* [What you need to do] Write out the whole listing again, exactly as given.

----- Supplied data

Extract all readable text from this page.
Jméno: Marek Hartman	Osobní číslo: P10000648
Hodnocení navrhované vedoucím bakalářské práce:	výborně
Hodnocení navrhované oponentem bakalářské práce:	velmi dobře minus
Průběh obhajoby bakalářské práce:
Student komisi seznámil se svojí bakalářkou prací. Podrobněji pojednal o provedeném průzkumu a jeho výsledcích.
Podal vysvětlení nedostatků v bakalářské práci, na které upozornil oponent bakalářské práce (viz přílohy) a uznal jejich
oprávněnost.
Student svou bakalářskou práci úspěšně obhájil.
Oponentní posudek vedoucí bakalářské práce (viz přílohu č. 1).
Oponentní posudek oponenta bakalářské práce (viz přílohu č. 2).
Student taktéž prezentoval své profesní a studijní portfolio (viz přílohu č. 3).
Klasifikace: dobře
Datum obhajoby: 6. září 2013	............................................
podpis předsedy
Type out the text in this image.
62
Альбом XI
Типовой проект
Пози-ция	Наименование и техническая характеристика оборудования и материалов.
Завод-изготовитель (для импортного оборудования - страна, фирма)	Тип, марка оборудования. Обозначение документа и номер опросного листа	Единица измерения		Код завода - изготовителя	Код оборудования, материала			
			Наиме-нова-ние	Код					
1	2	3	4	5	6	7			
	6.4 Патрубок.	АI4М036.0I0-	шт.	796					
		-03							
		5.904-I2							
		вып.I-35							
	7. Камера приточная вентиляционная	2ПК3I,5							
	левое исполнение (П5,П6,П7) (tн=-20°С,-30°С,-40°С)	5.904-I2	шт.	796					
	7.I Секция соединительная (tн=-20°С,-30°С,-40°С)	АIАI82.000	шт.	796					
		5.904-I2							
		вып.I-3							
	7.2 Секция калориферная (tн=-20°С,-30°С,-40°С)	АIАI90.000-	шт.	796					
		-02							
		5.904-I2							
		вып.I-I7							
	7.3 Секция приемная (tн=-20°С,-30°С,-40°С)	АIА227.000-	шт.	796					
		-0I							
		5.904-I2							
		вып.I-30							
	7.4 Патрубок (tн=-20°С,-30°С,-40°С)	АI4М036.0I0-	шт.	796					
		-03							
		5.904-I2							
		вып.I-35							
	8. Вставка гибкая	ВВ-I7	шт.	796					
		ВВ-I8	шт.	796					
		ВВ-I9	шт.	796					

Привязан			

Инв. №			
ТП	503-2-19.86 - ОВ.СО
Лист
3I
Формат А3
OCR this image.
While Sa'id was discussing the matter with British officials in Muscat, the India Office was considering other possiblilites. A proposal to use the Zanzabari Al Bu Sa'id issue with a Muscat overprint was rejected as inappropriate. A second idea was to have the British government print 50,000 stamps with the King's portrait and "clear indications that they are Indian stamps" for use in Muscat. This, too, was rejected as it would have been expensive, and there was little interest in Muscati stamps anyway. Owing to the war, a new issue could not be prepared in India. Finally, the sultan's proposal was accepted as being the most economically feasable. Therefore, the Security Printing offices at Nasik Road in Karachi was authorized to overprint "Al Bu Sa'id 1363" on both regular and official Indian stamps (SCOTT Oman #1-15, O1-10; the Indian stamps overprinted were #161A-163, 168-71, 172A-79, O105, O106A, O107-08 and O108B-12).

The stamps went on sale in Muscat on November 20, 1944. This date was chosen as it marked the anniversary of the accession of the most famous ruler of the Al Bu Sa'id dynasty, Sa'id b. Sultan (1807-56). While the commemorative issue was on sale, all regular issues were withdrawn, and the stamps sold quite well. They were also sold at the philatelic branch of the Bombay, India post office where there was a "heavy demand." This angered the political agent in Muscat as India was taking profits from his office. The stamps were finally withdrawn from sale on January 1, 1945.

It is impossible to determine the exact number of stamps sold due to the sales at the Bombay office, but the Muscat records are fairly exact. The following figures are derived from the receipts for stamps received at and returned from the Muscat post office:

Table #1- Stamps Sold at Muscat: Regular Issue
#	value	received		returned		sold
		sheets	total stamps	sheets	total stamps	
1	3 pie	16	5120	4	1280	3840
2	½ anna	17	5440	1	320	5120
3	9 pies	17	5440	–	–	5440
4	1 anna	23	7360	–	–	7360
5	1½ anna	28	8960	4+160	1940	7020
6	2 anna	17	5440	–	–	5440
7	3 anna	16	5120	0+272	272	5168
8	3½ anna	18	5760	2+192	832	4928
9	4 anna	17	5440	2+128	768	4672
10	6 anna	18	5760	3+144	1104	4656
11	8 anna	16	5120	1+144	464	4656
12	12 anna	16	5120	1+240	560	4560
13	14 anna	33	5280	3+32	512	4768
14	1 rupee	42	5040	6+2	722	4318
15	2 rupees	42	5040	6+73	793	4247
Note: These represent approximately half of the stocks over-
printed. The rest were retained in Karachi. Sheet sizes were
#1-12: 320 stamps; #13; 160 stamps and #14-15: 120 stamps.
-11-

----------

* [Problem solution]
Extract all readable text from this page.
Jméno: Marek Hartman	Osobní číslo: P10000648
Hodnocení navrhované vedoucím bakalářské práce:	výborně
Hodnocení navrhované oponentem bakalářské práce:	velmi dobře minus
Průběh obhajoby bakalářské práce:
Student komisi seznámil se svojí bakalářkou prací. Podrobněji pojednal o provedeném průzkumu a jeho výsledcích.
Podal vysvětlení nedostatků v bakalářské práci, na které upozornil oponent bakalářské práce (viz přílohy) a uznal jejich
oprávněnost.
Student svou bakalářskou práci úspěšně obhájil.
Oponentní posudek vedoucí bakalářské práce (viz přílohu č. 1).
Oponentní posudek oponenta bakalářské práce (viz přílohu č. 2).
Student taktéž prezentoval své profesní a studijní portfolio (viz přílohu č. 3).
Klasifikace: dobře
Datum obhajoby: 6. září 2013	............................................
podpis předsedy
Type out the text in this image.
62
Альбом XI
Типовой проект
Пози-ция	Наименование и техническая характеристика оборудования и материалов.
Завод-изготовитель (для импортного оборудования - страна, фирма)	Тип, марка оборудования. Обозначение документа и номер опросного листа	Единица измерения		Код завода - изготовителя	Код оборудования, материала			
			Наиме-нова-ние	Код					
1	2	3	4	5	6	7			
	6.4 Патрубок.	АI4М036.0I0-	шт.	796					
		-03							
		5.904-I2							
		вып.I-35							
	7. Камера приточная вентиляционная	2ПК3I,5							
	левое исполнение (П5,П6,П7) (tн=-20°С,-30°С,-40°С)	5.904-I2	шт.	796					
	7.I Секция соединительная (tн=-20°С,-30°С,-40°С)	АIАI82.000	шт.	796					
		5.904-I2							
		вып.I-3							
	7.2 Секция калориферная (tн=-20°С,-30°С,-40°С)	АIАI90.000-	шт.	796					
		-02							
		5.904-I2							
		вып.I-I7							
	7.3 Секция приемная (tн=-20°С,-30°С,-40°С)	АIА227.000-	шт.	796					
		-0I							
		5.904-I2							
		вып.I-30							
	7.4 Патрубок (tн=-20°С,-30°С,-40°С)	АI4М036.0I0-	шт.	796					
		-03							
		5.904-I2							
		вып.I-35							
	8. Вставка гибкая	ВВ-I7	шт.	796					
		ВВ-I8	шт.	796					
		ВВ-I9	шт.	796					

Привязан			

Инв. №			
ТП	503-2-19.86 - ОВ.СО
Лист
3I
Формат А3
OCR this image.
While Sa'id was discussing the matter with British officials in Muscat, the India Office was considering other possiblilites. A proposal to use the Zanzabari Al Bu Sa'id issue with a Muscat overprint was rejected as inappropriate. A second idea was to have the British government print 50,000 stamps with the King's portrait and "clear indications that they are Indian stamps" for use in Muscat. This, too, was rejected as it would have been expensive, and there was little interest in Muscati stamps anyway. Owing to the war, a new issue could not be prepared in India. Finally, the sultan's proposal was accepted as being the most economically feasable. Therefore, the Security Printing offices at Nasik Road in Karachi was authorized to overprint "Al Bu Sa'id 1363" on both regular and official Indian stamps (SCOTT Oman #1-15, O1-10; the Indian stamps overprinted were #161A-163, 168-71, 172A-79, O105, O106A, O107-08 and O108B-12).

The stamps went on sale in Muscat on November 20, 1944. This date was chosen as it marked the anniversary of the accession of the most famous ruler of the Al Bu Sa'id dynasty, Sa'id b. Sultan (1807-56). While the commemorative issue was on sale, all regular issues were withdrawn, and the stamps sold quite well. They were also sold at the philatelic branch of the Bombay, India post office where there was a "heavy demand." This angered the political agent in Muscat as India was taking profits from his office. The stamps were finally withdrawn from sale on January 1, 1945.

It is impossible to determine the exact number of stamps sold due to the sales at the Bombay office, but the Muscat records are fairly exact. The following figures are derived from the receipts for stamps received at and returned from the Muscat post office:

Table #1- Stamps Sold at Muscat: Regular Issue
#	value	received		returned		sold
		sheets	total stamps	sheets	total stamps	
1	3 pie	16	5120	4	1280	3840
2	½ anna	17	5440	1	320	5120
3	9 pies	17	5440	–	–	5440
4	1 anna	23	7360	–	–	7360
5	1½ anna	28	8960	4+160	1940	7020
6	2 anna	17	5440	–	–	5440
7	3 anna	16	5120	0+272	272	5168
8	3½ anna	18	5760	2+192	832	4928
9	4 anna	17	5440	2+128	768	4672
10	6 anna	18	5760	3+144	1104	4656
11	8 anna	16	5120	1+144	464	4656
12	12 anna	16	5120	1+240	560	4560
13	14 anna	33	5280	3+32	512	4768
14	1 rupee	42	5040	6+2	722	4318
15	2 rupees	42	5040	6+73	793	4247
Note: These represent approximately half of the stocks over-
printed. The rest were retained in Karachi. Sheet sizes were
#1-12: 320 stamps; #13; 160 stamps and #14-15: 120 stamps.
-11-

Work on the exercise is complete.